◆ REQUIRED ACTION A ◆
In the profiles below, condense the paragraph that begins "Maira is currently a sophomore" into a short bulleted list that keeps its main facts.
◆ REQUIRED ACTION B ◆
Duplicate the stretch of the profiles from "Phillip is a" through "prevention of suicide.".

======== DOCUMENT TEXT ========

Phillip is a junior majoring in psychology and minoring in health and wellness. In addition to being a research assistant, he is a volunteer hotline counselor for Response Crisis Center of Suffolk. Upon graduation, he intends to go to medical school to become a psychiatrist. His time volunteering for the hotline has sparked an interest in learning more about the prevention of suicide.
Harshini is currently a rising junior majoring in Biology (B.S.) with a concentration in Neuroscience and Psychology (B.S.) and minoring in Writing and Rhetoric. In addition to working as a research assistant, Harshini is fundraising chair for SBUNICEF, editing chair for End the Stigma (ETS), and event coordinator for SBU Taandava. She aspires to go to medical school after graduation and become a pediatrician in the near future. Her time working as a pediatric medical assistant and a crisis counselor for Crisis Textline sparked her desire to learn more about anxiety and depressive disorders affecting the adolescent population.
Maira is currently a sophomore studying biochemistry at Stony Brook University. She is in the Honors College and is also pursuing a minor in the History of Health, Science, and the Environment. In addition to being a research assistant in the lab, she works as a pharmacy technician at CVS pharmacy. She also spends her time volunteering as a Lifeline Chat crisis counselor at Response Crisis Center. Although she is taking Pre-Med prerequisite courses, she is still navigating her career passions in the biological sciences field.
Melanie is a junior double majoring in Biology and Psychology (B.A.). In addition to working as a research assistant, she is the assistant editor of the Arts & Culture section at The Statesman, as well as a writer for The Humanology Project. In the past, she has also worked as a lead coordinator for a branch of Girls Who Code which was dedicated to creating a website on breast and skin cancer awareness. Upon graduation, she hopes to take a gap year focused on research and afterward enroll in medical school to pursue a career in psychiatry.
Evelyn is a senior double-majoring towards a B.S. in Biology (Quantitative Biology and Bioinformatics) and Applied Mathematics and Statistics. Besides being a research assistant, she is a Resident Assistant in West Apartment C. She is also a part of Alpha Kappa Psi and she volunteers at Port Jefferson Emergency Medical Services as an Emergency Medical Technician. She is currently the Vice President and probationary Captain of the Campus Community Emergency Response Team, where she may be wearing a bright vest volunteering during school events. Evelyn is interested in studying different disorders particularly in populations where individuals may have had a rough childhood. She hopes to attend medical school after graduation, and then use what she has learned and apply it in her future career.
Sidney is currently a junior at Stony Brook majoring in biology with a minor in health, medicine, and society. After graduation, she hopes to go to medical school and pursue a career as a pediatrician. She is particularly interested in a career involving researching the effects of clinical affective disorders and psychological development of the adolescent population.
Madison Fitzpatrick, B.A.
Madison graduated from Hofstra University with her BA in Psychology in December of 2020. She currently works as a research assistant for the Clinical Affective Neuroscience Lab. She also is the Clinical Research Coordinator at the Bio-Behavioral Institute, an OCD treatment clinic. In her spare time, she likes to bake sourdough bread. Her research interests include the neuropsychological underpinnings of obsessive-compulsive and related disorders, and plans to pursue a PhD in Clinical Psychology in the future.

======== INPUT DATA ========

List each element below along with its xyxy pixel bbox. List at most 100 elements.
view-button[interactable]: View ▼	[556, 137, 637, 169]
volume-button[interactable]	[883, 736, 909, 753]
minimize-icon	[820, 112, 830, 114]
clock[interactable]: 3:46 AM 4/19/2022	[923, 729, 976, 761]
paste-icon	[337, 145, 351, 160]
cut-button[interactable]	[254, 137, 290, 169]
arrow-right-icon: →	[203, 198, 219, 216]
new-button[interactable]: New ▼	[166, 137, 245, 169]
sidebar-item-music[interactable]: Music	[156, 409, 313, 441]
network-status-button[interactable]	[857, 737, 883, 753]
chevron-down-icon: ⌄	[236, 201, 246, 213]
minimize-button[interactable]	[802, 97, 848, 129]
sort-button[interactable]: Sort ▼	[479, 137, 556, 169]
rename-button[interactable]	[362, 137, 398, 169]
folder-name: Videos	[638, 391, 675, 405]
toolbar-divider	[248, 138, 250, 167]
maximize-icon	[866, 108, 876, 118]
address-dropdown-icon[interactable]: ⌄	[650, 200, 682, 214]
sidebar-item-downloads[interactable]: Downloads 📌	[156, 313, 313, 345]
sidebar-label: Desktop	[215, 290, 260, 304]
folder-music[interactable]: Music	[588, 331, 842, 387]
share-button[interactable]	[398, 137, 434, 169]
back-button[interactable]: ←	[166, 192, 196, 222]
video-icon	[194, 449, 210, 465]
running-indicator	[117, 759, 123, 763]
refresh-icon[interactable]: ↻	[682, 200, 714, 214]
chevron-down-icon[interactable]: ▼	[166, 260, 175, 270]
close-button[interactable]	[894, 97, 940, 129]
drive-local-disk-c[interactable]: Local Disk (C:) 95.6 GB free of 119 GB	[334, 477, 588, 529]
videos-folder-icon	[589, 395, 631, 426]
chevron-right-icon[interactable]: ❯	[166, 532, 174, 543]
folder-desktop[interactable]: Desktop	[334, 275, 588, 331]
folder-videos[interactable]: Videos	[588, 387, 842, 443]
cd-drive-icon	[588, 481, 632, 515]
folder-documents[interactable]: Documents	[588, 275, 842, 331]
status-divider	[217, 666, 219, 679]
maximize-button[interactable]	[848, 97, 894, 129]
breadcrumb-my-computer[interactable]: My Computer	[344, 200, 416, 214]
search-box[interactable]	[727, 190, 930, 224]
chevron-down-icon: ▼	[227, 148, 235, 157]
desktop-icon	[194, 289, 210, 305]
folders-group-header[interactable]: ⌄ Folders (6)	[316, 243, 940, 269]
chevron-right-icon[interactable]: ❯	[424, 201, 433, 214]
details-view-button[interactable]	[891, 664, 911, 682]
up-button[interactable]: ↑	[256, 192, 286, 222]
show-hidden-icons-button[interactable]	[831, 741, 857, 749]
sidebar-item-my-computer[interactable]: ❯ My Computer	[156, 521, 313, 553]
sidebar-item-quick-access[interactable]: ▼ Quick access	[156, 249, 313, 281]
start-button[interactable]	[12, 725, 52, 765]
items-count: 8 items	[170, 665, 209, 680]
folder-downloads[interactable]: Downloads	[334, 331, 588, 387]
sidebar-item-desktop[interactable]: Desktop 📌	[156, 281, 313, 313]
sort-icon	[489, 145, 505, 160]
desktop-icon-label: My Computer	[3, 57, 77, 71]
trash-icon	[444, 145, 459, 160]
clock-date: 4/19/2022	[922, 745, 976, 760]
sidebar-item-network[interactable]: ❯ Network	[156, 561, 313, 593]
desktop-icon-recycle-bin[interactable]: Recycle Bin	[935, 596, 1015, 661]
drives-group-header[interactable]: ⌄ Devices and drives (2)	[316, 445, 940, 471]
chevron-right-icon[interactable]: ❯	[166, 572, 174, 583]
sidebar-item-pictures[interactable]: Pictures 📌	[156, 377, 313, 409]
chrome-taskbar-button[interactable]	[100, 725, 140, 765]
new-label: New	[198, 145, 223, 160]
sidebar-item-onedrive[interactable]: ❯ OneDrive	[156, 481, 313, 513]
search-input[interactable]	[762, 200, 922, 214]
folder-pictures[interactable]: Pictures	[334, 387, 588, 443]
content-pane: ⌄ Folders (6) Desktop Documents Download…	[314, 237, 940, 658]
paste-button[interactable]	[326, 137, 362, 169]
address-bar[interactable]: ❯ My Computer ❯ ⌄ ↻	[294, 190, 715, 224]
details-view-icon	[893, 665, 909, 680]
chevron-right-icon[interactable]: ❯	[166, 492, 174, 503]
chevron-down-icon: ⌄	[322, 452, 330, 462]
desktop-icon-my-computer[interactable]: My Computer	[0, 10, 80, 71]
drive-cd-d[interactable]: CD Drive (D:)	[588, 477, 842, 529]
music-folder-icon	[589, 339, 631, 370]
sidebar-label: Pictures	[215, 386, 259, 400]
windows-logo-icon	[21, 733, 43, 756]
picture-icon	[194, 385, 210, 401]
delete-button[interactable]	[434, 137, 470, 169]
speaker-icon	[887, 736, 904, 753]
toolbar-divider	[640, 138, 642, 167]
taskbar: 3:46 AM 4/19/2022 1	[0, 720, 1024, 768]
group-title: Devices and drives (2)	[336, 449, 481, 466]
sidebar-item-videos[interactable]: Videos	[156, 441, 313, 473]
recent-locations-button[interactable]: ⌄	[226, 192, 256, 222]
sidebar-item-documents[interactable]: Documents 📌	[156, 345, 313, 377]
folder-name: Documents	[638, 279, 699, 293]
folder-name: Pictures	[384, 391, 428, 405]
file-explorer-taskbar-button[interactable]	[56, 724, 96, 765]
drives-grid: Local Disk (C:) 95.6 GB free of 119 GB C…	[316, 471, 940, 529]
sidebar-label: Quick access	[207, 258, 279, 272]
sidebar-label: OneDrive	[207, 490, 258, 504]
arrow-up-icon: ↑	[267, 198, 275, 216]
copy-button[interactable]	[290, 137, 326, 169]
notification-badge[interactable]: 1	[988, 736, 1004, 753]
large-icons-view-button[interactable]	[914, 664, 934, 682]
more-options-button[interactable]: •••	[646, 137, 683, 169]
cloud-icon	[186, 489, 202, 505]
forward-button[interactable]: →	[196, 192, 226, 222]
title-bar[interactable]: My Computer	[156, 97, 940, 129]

========

◆ ANSWER SPACE A ◆
- Sophomore studying biochemistry at Stony Brook University
- Member of the Honors College, with a minor in the History of Health, Science, and the Environment
- Research assistant in the lab and pharmacy technician at CVS pharmacy
- Volunteers as a Lifeline Chat crisis counselor at Response Crisis Center
- Taking Pre-Med prerequisite courses while still exploring career interests in the biological sciences

◆ ANSWER SPACE B ◆
Phillip is a junior majoring in psychology and minoring in health and wellness. In addition to being a research assistant, he is a volunteer hotline counselor for Response Crisis Center of Suffolk. Upon graduation, he intends to go to medical school to become a psychiatrist. His time volunteering for the hotline has sparked an interest in learning more about the prevention of suicide.